WORK TO DO: Where a line contains the word "Scotland", copy that line in full.

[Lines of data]
★ ★ ★ ★ ★
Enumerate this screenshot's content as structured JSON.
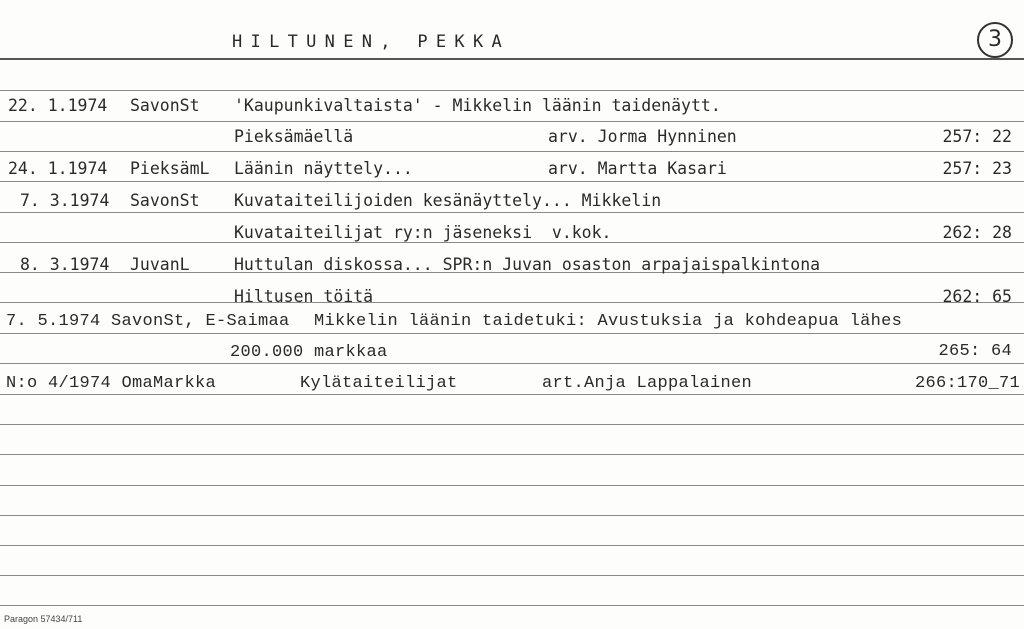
{
  "header": {
    "name": "HILTUNEN, PEKKA",
    "card_number": "3"
  },
  "entries": [
    {
      "date": "22. 1.1974",
      "source": "SavonSt",
      "text": "'Kaupunkivaltaista' - Mikkelin läänin taidenäytt."
    },
    {
      "text": "Pieksämäellä",
      "reviewer": "arv. Jorma Hynninen",
      "ref": "257: 22"
    },
    {
      "date": "24. 1.1974",
      "source": "PieksämL",
      "text": "Läänin näyttely...",
      "reviewer": "arv. Martta Kasari",
      "ref": "257: 23"
    },
    {
      "date": "7. 3.1974",
      "source": "SavonSt",
      "text": "Kuvataiteilijoiden kesänäyttely... Mikkelin"
    },
    {
      "text": "Kuvataiteilijat ry:n jäseneksi  v.kok.",
      "ref": "262: 28"
    },
    {
      "date": "8. 3.1974",
      "source": "JuvanL",
      "text": "Huttulan diskossa... SPR:n Juvan osaston arpajaispalkintona"
    },
    {
      "text": "Hiltusen töitä",
      "ref": "262: 65"
    },
    {
      "date_source": "7. 5.1974 SavonSt, E-Saimaa",
      "text": "Mikkelin läänin taidetuki: Avustuksia ja kohdeapua lähes"
    },
    {
      "text": "200.000 markkaa",
      "ref": "265: 64"
    },
    {
      "date_source": "N:o 4/1974 OmaMarkka",
      "text": "Kylätaiteilijat",
      "reviewer": "art.Anja Lappalainen",
      "ref": "266:170_71"
    }
  ],
  "footer": "Paragon 57434/711"
}
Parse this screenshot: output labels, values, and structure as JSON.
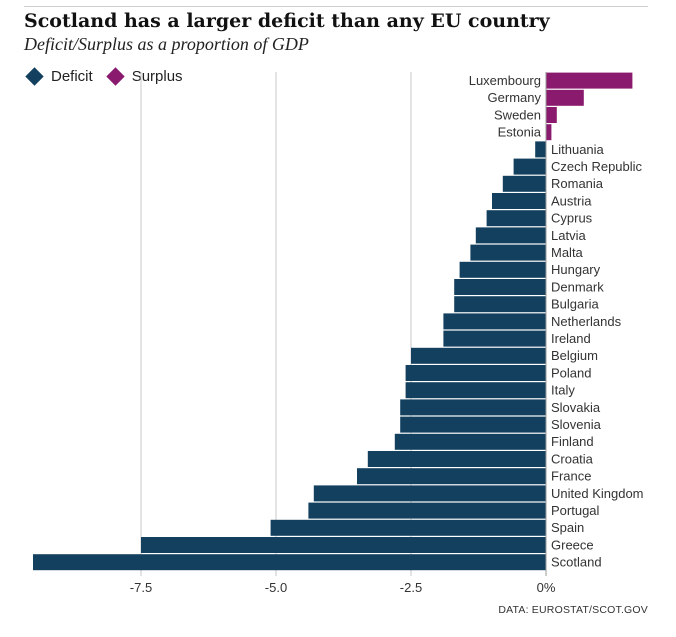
{
  "title": "Scotland has a larger deficit than any EU country",
  "subtitle": "Deficit/Surplus as a proportion of GDP",
  "source": "DATA:  EUROSTAT/SCOT.GOV",
  "legend": [
    {
      "label": "Deficit",
      "color": "#13405e"
    },
    {
      "label": "Surplus",
      "color": "#8a1a6e"
    }
  ],
  "chart_data": {
    "type": "bar",
    "orientation": "horizontal",
    "xlim": [
      -9.5,
      1.8
    ],
    "xticks": [
      {
        "value": -7.5,
        "label": "-7.5"
      },
      {
        "value": -5.0,
        "label": "-5.0"
      },
      {
        "value": -2.5,
        "label": "-2.5"
      },
      {
        "value": 0,
        "label": "0%"
      }
    ],
    "grid": "vertical",
    "legend_position": "top-left",
    "categories": [
      "Luxembourg",
      "Germany",
      "Sweden",
      "Estonia",
      "Lithuania",
      "Czech Republic",
      "Romania",
      "Austria",
      "Cyprus",
      "Latvia",
      "Malta",
      "Hungary",
      "Denmark",
      "Bulgaria",
      "Netherlands",
      "Ireland",
      "Belgium",
      "Poland",
      "Italy",
      "Slovakia",
      "Slovenia",
      "Finland",
      "Croatia",
      "France",
      "United Kingdom",
      "Portugal",
      "Spain",
      "Greece",
      "Scotland"
    ],
    "values": [
      1.6,
      0.7,
      0.2,
      0.1,
      -0.2,
      -0.6,
      -0.8,
      -1.0,
      -1.1,
      -1.3,
      -1.4,
      -1.6,
      -1.7,
      -1.7,
      -1.9,
      -1.9,
      -2.5,
      -2.6,
      -2.6,
      -2.7,
      -2.7,
      -2.8,
      -3.3,
      -3.5,
      -4.3,
      -4.4,
      -5.1,
      -7.5,
      -9.5
    ]
  }
}
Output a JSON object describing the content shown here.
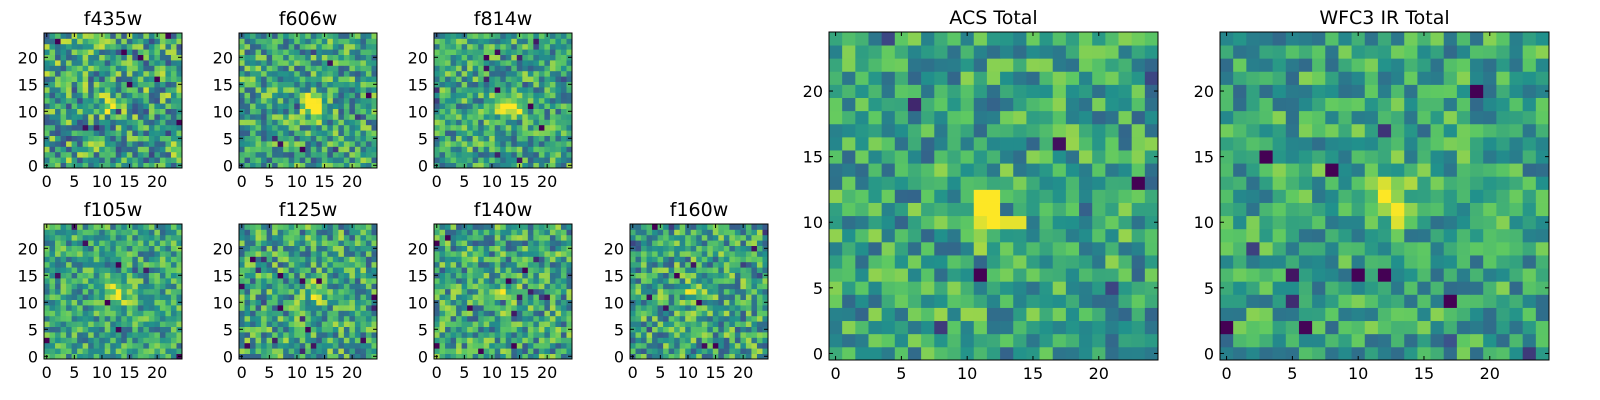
★ ★ ★ ★ ★
ANSWER FOR THE TASK:
  "title": "Scotland has a larger deficit than any EU country",
      "Scotland"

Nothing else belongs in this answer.